* **Exercise prompt**: All lines in the data bearing the string "duration" should be identified and copied.

(Stored data entries)

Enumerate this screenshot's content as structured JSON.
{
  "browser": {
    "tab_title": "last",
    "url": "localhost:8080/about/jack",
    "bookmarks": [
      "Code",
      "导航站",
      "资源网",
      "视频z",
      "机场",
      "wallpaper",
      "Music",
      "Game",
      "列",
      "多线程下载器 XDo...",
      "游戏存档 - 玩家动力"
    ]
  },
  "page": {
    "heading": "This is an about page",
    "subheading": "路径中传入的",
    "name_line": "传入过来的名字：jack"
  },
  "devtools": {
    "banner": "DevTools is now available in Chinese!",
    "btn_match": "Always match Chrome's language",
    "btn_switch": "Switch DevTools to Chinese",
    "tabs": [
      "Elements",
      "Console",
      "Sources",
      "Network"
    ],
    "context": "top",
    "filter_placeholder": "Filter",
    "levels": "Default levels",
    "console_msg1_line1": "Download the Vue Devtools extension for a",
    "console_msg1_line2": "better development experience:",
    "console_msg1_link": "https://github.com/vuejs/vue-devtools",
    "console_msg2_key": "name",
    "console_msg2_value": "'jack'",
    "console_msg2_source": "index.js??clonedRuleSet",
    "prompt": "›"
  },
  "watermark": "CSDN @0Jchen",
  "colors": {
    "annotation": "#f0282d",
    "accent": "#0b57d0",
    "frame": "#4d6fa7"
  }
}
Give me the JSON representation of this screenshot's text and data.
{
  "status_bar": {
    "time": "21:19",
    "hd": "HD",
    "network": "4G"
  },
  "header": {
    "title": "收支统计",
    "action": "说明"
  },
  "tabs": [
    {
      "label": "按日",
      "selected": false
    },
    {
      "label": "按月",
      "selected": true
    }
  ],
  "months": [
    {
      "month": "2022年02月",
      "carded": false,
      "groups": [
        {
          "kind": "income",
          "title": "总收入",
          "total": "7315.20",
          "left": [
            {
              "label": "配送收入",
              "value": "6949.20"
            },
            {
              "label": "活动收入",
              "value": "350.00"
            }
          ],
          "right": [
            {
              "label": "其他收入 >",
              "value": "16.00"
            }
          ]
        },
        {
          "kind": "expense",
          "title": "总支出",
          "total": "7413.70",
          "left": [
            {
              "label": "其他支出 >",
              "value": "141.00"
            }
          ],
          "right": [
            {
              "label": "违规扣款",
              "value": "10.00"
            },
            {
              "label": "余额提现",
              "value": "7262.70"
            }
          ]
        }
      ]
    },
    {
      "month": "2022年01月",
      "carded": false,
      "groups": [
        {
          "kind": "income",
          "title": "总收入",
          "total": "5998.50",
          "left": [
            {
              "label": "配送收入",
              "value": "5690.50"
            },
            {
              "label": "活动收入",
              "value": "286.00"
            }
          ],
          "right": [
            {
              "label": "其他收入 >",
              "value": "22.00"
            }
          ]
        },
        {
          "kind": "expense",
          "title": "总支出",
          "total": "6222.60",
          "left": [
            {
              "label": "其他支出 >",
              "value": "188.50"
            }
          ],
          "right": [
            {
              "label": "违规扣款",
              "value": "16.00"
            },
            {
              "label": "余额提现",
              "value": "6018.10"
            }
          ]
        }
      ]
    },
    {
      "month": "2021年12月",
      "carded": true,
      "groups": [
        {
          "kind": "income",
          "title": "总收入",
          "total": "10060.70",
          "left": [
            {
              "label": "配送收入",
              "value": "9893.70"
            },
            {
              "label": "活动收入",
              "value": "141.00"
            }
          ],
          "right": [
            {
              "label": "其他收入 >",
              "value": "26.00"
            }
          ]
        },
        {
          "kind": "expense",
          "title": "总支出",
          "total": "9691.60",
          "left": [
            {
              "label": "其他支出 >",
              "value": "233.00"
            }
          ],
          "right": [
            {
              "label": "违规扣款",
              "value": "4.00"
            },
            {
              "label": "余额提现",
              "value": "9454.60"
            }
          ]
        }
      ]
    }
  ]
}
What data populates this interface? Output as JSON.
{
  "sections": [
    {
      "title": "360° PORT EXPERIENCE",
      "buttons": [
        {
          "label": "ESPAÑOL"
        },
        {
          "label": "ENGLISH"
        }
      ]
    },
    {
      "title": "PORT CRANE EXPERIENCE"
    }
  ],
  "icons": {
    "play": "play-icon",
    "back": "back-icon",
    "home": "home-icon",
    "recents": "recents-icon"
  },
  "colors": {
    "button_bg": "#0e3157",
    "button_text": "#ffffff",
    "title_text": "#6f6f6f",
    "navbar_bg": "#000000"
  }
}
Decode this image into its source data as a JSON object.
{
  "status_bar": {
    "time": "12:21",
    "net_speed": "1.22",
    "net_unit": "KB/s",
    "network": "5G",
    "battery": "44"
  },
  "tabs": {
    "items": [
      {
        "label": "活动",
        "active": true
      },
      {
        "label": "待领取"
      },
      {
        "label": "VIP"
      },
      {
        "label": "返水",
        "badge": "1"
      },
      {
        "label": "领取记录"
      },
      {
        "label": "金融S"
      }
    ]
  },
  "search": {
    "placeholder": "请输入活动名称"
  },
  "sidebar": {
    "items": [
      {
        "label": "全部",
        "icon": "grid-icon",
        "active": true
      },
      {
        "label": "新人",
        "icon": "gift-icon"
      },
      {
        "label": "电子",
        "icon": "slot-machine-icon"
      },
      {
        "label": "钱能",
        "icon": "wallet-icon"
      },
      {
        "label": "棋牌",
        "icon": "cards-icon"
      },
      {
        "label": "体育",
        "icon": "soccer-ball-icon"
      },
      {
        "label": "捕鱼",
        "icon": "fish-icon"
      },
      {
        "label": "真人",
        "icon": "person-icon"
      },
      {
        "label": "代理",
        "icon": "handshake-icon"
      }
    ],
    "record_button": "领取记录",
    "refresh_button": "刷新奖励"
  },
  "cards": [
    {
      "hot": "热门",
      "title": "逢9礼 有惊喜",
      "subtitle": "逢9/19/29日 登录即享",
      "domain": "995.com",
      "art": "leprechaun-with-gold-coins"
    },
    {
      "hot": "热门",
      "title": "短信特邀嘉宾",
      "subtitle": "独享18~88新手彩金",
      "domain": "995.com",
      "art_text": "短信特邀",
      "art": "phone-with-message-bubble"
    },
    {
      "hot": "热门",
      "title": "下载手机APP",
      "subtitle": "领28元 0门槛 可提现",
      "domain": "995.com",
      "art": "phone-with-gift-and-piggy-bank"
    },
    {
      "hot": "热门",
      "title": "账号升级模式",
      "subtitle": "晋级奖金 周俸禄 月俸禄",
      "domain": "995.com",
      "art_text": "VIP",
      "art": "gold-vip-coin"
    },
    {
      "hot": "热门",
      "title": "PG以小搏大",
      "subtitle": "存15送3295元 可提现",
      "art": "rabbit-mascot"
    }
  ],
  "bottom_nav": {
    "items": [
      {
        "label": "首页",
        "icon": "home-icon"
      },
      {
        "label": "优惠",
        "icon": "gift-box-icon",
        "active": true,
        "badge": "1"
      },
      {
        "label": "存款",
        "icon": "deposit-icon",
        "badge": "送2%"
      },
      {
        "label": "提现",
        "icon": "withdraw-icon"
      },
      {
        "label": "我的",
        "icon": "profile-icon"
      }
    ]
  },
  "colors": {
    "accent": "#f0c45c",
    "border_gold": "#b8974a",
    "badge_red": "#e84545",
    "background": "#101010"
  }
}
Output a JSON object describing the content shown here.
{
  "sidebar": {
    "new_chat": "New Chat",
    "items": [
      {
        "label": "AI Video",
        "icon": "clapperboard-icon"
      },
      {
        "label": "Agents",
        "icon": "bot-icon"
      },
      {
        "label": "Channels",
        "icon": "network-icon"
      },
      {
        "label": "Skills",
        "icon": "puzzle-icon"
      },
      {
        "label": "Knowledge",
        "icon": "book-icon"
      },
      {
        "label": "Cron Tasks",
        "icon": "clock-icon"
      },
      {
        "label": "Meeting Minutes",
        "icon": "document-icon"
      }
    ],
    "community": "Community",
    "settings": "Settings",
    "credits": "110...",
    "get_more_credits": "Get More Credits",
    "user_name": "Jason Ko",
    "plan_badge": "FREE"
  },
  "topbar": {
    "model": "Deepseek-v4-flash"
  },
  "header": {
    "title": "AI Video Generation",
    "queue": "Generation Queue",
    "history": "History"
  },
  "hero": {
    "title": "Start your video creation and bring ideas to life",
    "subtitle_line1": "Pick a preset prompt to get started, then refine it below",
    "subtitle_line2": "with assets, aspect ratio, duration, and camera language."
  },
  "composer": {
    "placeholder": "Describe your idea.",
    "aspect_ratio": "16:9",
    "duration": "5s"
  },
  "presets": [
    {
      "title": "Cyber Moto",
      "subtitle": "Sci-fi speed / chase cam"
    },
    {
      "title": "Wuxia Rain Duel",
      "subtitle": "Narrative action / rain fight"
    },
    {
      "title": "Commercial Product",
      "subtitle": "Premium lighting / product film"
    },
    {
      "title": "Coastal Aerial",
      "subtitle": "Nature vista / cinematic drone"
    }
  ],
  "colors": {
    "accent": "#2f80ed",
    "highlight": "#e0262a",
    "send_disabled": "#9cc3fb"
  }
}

* **The reply**:
    "subtitle_line2": "with assets, aspect ratio, duration, and camera language."
    "duration": "5s"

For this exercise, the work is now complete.